Task directions
Count the lines that hold the string "text". Reply with the number alone.

Provided information
⟨

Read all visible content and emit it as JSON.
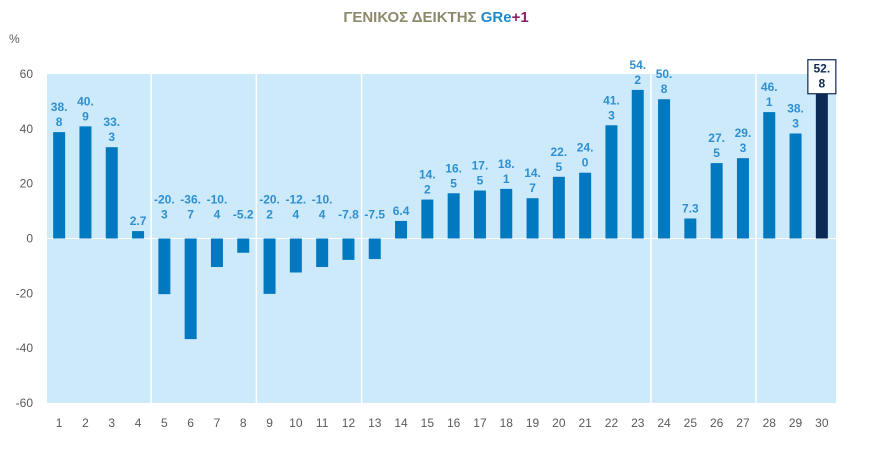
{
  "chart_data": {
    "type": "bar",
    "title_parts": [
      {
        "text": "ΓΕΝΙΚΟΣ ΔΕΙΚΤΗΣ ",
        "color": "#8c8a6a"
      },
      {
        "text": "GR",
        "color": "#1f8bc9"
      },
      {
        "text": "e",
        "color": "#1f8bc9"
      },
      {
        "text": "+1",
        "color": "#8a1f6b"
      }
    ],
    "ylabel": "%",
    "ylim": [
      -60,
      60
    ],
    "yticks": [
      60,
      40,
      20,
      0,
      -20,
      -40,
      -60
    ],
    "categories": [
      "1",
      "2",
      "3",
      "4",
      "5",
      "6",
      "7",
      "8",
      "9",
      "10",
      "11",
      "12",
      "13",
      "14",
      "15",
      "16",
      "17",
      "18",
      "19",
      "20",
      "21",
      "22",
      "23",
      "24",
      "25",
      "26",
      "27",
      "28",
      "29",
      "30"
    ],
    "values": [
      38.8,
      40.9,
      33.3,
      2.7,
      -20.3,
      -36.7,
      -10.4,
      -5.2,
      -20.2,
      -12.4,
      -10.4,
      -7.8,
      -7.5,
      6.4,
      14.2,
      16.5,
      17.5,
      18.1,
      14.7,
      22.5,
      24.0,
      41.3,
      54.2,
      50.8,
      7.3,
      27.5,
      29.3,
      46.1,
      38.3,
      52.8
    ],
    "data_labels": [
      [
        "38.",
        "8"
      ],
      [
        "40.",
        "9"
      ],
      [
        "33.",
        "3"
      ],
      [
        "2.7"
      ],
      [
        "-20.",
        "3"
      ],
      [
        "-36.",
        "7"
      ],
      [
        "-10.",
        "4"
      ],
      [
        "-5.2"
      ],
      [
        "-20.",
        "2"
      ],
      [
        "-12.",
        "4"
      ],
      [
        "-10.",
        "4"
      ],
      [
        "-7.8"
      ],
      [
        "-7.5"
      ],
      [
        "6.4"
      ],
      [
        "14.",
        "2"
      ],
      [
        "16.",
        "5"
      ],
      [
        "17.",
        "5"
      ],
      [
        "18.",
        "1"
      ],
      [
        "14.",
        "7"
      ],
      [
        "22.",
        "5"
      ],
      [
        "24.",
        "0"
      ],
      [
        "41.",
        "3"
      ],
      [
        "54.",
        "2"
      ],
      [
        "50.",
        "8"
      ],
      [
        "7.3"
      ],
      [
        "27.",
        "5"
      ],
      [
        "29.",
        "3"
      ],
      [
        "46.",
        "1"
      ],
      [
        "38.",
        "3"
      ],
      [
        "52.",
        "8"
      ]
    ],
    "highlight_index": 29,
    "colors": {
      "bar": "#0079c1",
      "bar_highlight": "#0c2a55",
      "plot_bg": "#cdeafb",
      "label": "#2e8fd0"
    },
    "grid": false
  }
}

⟩

Written solution
4